(Instructions for the task): Every record that follows should be printed verbatim.

(Data shown):
(begin)

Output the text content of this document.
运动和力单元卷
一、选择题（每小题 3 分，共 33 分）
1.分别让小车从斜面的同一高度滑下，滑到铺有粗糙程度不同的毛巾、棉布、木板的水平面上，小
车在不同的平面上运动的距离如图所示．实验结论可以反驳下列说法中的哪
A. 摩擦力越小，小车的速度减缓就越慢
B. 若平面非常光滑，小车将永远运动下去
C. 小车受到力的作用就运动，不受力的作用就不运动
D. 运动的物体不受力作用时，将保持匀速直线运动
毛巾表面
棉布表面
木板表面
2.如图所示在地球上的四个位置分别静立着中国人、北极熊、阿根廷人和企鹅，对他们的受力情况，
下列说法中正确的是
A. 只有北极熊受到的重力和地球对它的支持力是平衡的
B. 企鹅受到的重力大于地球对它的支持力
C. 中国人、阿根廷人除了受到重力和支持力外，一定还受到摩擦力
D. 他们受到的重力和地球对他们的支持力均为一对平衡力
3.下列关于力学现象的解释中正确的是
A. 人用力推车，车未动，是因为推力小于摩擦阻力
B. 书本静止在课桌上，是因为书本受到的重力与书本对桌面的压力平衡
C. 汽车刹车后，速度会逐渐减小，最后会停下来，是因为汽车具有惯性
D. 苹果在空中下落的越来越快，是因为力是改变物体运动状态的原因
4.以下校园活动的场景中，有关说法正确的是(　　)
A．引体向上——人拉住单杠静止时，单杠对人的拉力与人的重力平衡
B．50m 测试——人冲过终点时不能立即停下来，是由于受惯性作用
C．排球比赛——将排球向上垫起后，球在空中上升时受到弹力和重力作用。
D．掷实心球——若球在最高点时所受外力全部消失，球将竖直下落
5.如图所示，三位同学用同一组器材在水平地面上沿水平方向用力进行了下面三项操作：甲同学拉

(end)

(Expected answer):
Output the text content of this document.
运动和力单元卷
一、选择题（每小题 3 分，共 33 分）
1.分别让小车从斜面的同一高度滑下，滑到铺有粗糙程度不同的毛巾、棉布、木板的水平面上，小
车在不同的平面上运动的距离如图所示．实验结论可以反驳下列说法中的哪
A. 摩擦力越小，小车的速度减缓就越慢
B. 若平面非常光滑，小车将永远运动下去
C. 小车受到力的作用就运动，不受力的作用就不运动
D. 运动的物体不受力作用时，将保持匀速直线运动
毛巾表面
棉布表面
木板表面
2.如图所示在地球上的四个位置分别静立着中国人、北极熊、阿根廷人和企鹅，对他们的受力情况，
下列说法中正确的是
A. 只有北极熊受到的重力和地球对它的支持力是平衡的
B. 企鹅受到的重力大于地球对它的支持力
C. 中国人、阿根廷人除了受到重力和支持力外，一定还受到摩擦力
D. 他们受到的重力和地球对他们的支持力均为一对平衡力
3.下列关于力学现象的解释中正确的是
A. 人用力推车，车未动，是因为推力小于摩擦阻力
B. 书本静止在课桌上，是因为书本受到的重力与书本对桌面的压力平衡
C. 汽车刹车后，速度会逐渐减小，最后会停下来，是因为汽车具有惯性
D. 苹果在空中下落的越来越快，是因为力是改变物体运动状态的原因
4.以下校园活动的场景中，有关说法正确的是(　　)
A．引体向上——人拉住单杠静止时，单杠对人的拉力与人的重力平衡
B．50m 测试——人冲过终点时不能立即停下来，是由于受惯性作用
C．排球比赛——将排球向上垫起后，球在空中上升时受到弹力和重力作用。
D．掷实心球——若球在最高点时所受外力全部消失，球将竖直下落
5.如图所示，三位同学用同一组器材在水平地面上沿水平方向用力进行了下面三项操作：甲同学拉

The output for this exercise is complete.